§ What is expected
Which lines below hold the word "data"? Report each one.

Saved entries
>> BEGIN
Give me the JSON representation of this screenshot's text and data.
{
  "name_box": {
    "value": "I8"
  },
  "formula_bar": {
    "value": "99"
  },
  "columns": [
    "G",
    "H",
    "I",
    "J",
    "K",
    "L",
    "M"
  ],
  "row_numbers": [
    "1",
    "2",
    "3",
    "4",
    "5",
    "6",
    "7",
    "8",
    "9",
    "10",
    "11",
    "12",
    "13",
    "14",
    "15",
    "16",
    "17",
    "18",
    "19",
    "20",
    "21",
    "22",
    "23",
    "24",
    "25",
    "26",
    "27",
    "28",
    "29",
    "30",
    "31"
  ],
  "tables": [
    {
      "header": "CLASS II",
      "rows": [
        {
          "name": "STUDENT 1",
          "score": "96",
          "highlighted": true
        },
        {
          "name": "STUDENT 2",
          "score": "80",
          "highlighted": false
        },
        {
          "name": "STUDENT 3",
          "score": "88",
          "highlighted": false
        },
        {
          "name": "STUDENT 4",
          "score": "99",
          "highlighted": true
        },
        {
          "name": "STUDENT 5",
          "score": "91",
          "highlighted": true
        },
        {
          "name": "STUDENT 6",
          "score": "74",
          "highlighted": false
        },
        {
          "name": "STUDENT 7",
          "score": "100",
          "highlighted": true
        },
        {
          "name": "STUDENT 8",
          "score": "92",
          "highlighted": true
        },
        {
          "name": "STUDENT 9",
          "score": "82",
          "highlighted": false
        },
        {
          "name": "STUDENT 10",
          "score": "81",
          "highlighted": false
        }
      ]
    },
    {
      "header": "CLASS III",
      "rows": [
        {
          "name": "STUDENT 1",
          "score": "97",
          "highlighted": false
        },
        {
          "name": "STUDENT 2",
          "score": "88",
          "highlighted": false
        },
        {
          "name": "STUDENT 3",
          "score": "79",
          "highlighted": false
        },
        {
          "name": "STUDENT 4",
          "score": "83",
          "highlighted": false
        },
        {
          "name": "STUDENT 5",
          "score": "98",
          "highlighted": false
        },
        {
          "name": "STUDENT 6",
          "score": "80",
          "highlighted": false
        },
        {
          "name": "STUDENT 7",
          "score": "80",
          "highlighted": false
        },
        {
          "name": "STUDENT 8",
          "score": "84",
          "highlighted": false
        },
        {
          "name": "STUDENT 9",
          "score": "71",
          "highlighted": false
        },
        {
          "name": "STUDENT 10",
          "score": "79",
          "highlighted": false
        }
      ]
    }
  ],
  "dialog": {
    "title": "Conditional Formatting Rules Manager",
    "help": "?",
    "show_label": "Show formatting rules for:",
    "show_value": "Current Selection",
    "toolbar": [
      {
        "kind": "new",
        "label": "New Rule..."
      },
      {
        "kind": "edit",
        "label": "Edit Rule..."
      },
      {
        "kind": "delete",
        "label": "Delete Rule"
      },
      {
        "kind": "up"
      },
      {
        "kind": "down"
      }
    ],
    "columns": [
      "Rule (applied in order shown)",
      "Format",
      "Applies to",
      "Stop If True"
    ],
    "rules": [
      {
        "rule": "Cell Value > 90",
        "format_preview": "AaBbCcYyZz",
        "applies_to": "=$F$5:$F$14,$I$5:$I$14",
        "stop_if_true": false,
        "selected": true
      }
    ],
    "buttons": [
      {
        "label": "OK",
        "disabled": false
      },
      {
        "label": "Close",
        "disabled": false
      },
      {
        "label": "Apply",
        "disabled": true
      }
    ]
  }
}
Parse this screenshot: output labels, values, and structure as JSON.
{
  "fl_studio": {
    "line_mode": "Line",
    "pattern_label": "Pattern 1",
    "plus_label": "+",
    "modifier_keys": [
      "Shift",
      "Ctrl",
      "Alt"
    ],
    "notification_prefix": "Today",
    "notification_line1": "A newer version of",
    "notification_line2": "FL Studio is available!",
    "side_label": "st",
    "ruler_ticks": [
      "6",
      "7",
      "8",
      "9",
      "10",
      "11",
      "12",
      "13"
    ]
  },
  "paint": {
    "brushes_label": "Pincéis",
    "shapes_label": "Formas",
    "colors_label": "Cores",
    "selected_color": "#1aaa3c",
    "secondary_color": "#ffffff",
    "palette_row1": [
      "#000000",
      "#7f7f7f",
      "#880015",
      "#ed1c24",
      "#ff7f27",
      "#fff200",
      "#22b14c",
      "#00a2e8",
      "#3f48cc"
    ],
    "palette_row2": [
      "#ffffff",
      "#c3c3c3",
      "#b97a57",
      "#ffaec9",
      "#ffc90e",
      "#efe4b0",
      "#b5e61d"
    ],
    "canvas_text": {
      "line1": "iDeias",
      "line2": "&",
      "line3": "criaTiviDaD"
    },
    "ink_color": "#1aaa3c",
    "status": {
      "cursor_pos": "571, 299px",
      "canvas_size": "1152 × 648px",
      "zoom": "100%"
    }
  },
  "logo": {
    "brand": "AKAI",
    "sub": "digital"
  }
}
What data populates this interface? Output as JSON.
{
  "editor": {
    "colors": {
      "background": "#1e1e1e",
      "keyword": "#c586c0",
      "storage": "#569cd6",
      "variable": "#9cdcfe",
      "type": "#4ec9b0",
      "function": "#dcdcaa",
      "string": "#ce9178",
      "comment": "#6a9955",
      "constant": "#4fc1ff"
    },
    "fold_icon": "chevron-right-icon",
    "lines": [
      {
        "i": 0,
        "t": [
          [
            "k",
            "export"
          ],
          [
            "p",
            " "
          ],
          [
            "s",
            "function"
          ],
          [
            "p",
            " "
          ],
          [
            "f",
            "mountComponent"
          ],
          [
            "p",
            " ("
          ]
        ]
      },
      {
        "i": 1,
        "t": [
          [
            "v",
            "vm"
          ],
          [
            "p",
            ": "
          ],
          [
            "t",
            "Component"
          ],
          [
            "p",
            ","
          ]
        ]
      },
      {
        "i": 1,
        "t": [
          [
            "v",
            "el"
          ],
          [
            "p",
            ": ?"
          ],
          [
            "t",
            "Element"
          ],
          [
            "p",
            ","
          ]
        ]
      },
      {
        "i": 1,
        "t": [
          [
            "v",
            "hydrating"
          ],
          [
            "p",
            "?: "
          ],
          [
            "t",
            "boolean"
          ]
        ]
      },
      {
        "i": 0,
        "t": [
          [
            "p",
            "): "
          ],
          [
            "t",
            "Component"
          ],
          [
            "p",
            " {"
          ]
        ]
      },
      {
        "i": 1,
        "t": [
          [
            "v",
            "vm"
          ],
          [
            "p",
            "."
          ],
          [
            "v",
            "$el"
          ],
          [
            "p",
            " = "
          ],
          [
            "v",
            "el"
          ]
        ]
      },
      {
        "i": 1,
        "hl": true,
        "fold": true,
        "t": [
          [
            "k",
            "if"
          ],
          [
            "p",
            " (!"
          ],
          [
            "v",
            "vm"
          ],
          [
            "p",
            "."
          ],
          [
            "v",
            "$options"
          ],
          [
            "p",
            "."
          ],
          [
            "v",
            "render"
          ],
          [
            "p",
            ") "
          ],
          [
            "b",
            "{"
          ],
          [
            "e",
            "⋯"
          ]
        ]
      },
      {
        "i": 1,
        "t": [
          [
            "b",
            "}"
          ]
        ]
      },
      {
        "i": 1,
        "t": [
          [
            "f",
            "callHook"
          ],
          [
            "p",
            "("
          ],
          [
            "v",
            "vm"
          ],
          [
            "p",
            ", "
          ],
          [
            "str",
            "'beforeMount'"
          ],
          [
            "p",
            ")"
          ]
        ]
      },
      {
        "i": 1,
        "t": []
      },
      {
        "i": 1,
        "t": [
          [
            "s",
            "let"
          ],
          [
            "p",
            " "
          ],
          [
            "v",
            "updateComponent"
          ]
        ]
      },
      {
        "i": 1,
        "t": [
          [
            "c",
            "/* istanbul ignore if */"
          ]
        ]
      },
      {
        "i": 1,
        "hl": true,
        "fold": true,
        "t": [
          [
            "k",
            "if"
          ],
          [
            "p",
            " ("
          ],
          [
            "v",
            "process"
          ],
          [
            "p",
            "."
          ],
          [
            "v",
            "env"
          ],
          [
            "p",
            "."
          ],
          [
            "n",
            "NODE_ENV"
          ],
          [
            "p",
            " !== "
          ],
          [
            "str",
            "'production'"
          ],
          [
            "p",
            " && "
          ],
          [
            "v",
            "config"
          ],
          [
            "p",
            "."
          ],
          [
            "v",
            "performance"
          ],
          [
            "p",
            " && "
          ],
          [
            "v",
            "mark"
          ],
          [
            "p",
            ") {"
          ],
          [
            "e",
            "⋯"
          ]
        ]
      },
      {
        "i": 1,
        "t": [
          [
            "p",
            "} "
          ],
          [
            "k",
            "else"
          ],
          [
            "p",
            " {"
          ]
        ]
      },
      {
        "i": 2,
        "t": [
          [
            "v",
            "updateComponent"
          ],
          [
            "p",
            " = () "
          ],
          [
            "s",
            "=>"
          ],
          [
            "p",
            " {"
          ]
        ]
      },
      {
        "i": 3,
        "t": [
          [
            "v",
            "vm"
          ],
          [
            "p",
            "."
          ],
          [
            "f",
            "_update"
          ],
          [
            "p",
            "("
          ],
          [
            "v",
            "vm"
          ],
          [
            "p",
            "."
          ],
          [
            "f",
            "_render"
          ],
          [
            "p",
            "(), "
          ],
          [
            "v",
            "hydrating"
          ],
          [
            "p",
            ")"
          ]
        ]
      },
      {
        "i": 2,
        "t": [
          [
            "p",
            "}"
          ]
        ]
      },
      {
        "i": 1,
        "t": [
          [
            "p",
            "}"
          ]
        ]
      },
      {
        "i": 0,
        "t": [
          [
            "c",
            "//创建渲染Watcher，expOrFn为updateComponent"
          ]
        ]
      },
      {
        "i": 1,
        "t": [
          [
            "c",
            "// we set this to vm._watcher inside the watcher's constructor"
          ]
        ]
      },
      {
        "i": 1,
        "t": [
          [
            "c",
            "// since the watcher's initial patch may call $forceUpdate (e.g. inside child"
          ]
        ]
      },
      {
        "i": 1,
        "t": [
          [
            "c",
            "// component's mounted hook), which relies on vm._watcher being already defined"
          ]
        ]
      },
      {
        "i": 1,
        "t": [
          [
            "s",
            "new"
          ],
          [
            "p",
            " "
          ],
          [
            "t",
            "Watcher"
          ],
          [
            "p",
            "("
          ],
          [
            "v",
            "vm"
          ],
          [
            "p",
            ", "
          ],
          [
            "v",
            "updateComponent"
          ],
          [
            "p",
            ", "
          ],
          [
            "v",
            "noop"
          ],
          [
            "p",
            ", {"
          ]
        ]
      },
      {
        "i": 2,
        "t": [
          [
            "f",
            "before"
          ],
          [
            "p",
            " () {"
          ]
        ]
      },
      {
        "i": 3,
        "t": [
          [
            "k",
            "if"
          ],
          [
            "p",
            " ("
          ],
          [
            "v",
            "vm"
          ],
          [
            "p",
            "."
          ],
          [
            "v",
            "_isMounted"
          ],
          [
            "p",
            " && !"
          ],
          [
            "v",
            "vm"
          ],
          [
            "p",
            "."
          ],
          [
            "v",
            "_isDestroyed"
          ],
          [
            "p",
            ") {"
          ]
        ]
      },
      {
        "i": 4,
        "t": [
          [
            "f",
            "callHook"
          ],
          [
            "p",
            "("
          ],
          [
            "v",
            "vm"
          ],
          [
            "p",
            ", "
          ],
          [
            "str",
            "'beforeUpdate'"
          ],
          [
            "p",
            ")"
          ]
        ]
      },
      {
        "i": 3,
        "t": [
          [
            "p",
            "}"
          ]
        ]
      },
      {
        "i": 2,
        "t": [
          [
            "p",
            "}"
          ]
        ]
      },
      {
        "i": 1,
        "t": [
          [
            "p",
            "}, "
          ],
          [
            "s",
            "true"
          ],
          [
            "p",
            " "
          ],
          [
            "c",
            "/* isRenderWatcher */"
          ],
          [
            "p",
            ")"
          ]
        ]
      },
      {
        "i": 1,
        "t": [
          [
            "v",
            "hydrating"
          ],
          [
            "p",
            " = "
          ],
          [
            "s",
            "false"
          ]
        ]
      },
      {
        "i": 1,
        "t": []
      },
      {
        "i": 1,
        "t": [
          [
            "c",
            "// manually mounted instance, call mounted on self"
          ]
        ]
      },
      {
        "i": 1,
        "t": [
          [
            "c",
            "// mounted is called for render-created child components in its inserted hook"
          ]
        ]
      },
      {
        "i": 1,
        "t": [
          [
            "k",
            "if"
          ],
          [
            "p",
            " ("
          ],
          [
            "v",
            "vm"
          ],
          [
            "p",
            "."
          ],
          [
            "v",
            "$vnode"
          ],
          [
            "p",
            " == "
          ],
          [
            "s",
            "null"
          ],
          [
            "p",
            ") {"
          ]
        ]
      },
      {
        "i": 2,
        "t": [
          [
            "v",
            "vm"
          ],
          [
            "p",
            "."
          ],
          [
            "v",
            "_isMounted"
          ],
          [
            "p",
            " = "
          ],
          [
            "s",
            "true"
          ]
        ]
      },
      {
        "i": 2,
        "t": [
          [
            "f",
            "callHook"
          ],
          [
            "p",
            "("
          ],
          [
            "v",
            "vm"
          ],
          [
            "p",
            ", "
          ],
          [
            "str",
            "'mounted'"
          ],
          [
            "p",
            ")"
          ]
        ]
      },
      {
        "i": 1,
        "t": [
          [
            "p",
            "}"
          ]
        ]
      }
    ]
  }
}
>> END
§ Answer to the exercise
Give me the JSON representation of this screenshot's text and data.
What data populates this interface? Output as JSON.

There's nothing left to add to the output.